### GOAL
Find how many lines of the listing include the string "content", and report only that figure.

### SOURCE DATA
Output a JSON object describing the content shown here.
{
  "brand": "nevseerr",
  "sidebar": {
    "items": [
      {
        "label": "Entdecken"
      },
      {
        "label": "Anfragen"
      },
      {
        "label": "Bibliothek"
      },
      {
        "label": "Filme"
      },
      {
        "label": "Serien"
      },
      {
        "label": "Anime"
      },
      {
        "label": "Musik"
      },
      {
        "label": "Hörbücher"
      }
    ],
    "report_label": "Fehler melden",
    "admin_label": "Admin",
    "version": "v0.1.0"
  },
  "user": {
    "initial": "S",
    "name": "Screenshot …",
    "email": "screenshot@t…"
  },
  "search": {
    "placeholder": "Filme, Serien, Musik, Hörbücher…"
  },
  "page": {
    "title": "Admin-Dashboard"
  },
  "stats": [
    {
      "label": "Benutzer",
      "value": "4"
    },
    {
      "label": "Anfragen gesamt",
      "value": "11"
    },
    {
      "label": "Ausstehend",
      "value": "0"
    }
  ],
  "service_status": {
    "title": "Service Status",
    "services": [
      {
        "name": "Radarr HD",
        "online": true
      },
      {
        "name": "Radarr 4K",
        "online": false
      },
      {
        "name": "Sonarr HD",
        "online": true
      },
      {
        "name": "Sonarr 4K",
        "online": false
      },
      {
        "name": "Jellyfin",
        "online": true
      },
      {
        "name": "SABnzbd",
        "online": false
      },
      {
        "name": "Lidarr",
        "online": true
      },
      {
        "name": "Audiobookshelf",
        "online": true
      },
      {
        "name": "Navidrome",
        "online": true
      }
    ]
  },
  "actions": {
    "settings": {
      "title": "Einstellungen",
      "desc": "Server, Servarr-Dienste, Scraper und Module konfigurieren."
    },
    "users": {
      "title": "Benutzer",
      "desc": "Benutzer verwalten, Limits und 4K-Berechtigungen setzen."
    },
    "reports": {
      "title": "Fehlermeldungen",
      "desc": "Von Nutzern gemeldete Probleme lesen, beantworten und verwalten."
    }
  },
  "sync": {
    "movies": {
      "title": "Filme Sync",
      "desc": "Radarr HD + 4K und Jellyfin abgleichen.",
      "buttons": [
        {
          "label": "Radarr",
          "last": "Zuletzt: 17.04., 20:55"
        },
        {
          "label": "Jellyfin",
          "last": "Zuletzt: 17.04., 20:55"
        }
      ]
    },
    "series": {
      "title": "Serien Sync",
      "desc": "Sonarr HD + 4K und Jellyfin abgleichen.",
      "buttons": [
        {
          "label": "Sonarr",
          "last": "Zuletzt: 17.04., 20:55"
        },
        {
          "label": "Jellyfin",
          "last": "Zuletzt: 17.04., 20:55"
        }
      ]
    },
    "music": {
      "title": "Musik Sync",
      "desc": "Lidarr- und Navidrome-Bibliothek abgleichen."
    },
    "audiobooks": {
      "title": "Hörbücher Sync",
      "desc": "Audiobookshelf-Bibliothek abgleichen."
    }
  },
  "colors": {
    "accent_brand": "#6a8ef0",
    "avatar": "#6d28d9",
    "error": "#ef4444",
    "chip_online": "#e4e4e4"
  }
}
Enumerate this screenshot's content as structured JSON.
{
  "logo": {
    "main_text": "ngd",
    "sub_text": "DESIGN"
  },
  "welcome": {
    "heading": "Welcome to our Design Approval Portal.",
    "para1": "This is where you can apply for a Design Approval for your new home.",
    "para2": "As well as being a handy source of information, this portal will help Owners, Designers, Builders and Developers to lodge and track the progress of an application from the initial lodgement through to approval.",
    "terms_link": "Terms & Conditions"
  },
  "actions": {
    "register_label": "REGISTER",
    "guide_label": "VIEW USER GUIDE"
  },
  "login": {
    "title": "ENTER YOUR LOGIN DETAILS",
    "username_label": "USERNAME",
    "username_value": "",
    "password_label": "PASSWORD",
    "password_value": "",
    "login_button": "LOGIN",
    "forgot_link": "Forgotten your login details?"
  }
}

### SOLUTION BELOW
2